(Collected data)
####################

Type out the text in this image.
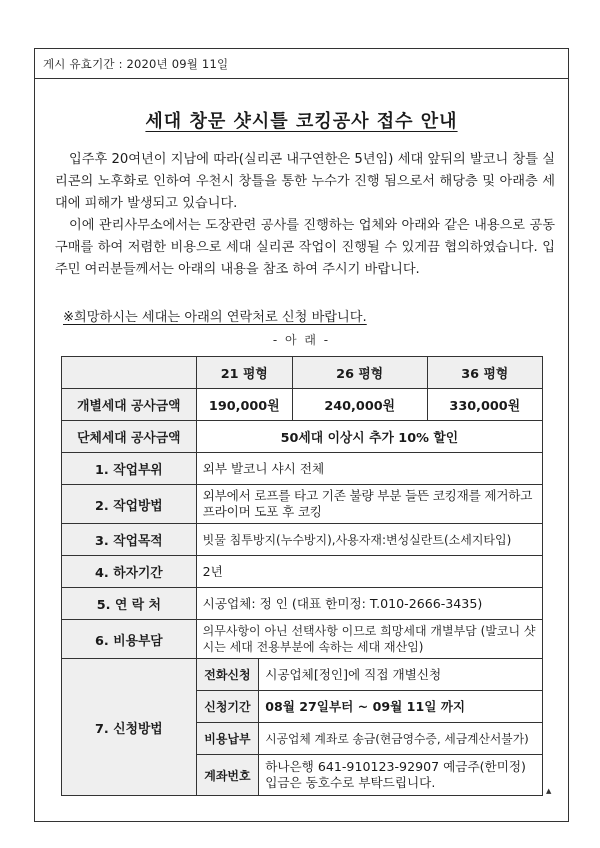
게시 유효기간 : 2020년 09월 11일
세대 창문 샷시틀 코킹공사 접수 안내

입주후 20여년이 지남에 따라(실리콘 내구연한은 5년임) 세대 앞뒤의 발코니 창틀 실리콘의 노후화로 인하여 우천시 창틀을 통한 누수가 진행 됨으로서 해당층 및 아래층 세대에 피해가 발생되고 있습니다.

이에 관리사무소에서는 도장관련 공사를 진행하는 업체와 아래와 같은 내용으로 공동구매를 하여 저렴한 비용으로 세대 실리콘 작업이 진행될 수 있게끔 협의하였습니다. 입주민 여러분들께서는 아래의 내용을 참조 하여 주시기 바랍니다.

※희망하시는 세대는 아래의 연락처로 신청 바랍니다.
- 아 래 -
	21 평형		26 평형	36 평형
개별세대 공사금액	190,000원		240,000원	330,000원
단체세대 공사금액	50세대 이상시 추가 10% 할인			
1. 작업부위	외부 발코니 샤시 전체			
2. 작업방법	외부에서 로프를 타고 기존 불량 부분 들뜬 코킹재를 제거하고 프라이머 도포 후 코킹			
3. 작업목적	빗물 침투방지(누수방지),사용자재:변성실란트(소세지타입)			
4. 하자기간	2년			
5. 연 락 처	시공업체: 정 인 (대표 한미정: T.010-2666-3435)			
6. 비용부담	의무사항이 아닌 선택사항 이므로 희망세대 개별부담 (발코니 샷시는 세대 전용부분에 속하는 세대 재산임)			
7. 신청방법	전화신청	시공업체[정인]에 직접 개별신청		
	신청기간	08월 27일부터 ~ 09월 11일 까지		
	비용납부	시공업체 계좌로 송금(현금영수증, 세금계산서불가)		
	계좌번호	하나은행 641-910123-92907 예금주(한미정) 입금은 동호수로 부탁드립니다.		
▲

####################

## GIVEN REQUEST
Check the data for the word "시공업체" and pull out the lines that have it.

## IN RESPONSE
5. 연 락 처	시공업체: 정 인 (대표 한미정: T.010-2666-3435)			
7. 신청방법	전화신청	시공업체[정인]에 직접 개별신청		
	비용납부	시공업체 계좌로 송금(현금영수증, 세금계산서불가)		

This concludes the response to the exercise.